* _Material provided_:
━━━━

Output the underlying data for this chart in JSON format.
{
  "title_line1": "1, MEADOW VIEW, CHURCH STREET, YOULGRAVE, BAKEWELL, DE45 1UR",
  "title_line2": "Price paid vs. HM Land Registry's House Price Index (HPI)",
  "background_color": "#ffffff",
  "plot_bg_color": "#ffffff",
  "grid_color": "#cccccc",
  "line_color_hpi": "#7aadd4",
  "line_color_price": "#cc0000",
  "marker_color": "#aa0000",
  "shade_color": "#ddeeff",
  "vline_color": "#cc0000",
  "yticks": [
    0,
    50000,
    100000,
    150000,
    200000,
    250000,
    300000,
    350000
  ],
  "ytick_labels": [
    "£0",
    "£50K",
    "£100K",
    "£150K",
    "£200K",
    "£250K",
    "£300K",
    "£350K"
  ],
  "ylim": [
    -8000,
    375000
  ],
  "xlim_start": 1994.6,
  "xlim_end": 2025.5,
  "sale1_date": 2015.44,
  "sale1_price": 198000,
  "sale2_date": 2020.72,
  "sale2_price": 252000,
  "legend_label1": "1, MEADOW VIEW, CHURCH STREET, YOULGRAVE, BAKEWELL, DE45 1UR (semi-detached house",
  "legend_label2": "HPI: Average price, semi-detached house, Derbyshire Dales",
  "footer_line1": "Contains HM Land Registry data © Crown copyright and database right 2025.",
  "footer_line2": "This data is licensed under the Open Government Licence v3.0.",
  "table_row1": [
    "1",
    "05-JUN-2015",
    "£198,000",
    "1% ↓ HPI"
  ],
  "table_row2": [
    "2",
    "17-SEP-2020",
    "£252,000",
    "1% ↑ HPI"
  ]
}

━━━━

All entries must be repeated verbatim.

* _Complete output_:
Output the underlying data for this chart in JSON format.
{
  "title_line1": "1, MEADOW VIEW, CHURCH STREET, YOULGRAVE, BAKEWELL, DE45 1UR",
  "title_line2": "Price paid vs. HM Land Registry's House Price Index (HPI)",
  "background_color": "#ffffff",
  "plot_bg_color": "#ffffff",
  "grid_color": "#cccccc",
  "line_color_hpi": "#7aadd4",
  "line_color_price": "#cc0000",
  "marker_color": "#aa0000",
  "shade_color": "#ddeeff",
  "vline_color": "#cc0000",
  "yticks": [
    0,
    50000,
    100000,
    150000,
    200000,
    250000,
    300000,
    350000
  ],
  "ytick_labels": [
    "£0",
    "£50K",
    "£100K",
    "£150K",
    "£200K",
    "£250K",
    "£300K",
    "£350K"
  ],
  "ylim": [
    -8000,
    375000
  ],
  "xlim_start": 1994.6,
  "xlim_end": 2025.5,
  "sale1_date": 2015.44,
  "sale1_price": 198000,
  "sale2_date": 2020.72,
  "sale2_price": 252000,
  "legend_label1": "1, MEADOW VIEW, CHURCH STREET, YOULGRAVE, BAKEWELL, DE45 1UR (semi-detached house",
  "legend_label2": "HPI: Average price, semi-detached house, Derbyshire Dales",
  "footer_line1": "Contains HM Land Registry data © Crown copyright and database right 2025.",
  "footer_line2": "This data is licensed under the Open Government Licence v3.0.",
  "table_row1": [
    "1",
    "05-JUN-2015",
    "£198,000",
    "1% ↓ HPI"
  ],
  "table_row2": [
    "2",
    "17-SEP-2020",
    "£252,000",
    "1% ↑ HPI"
  ]
}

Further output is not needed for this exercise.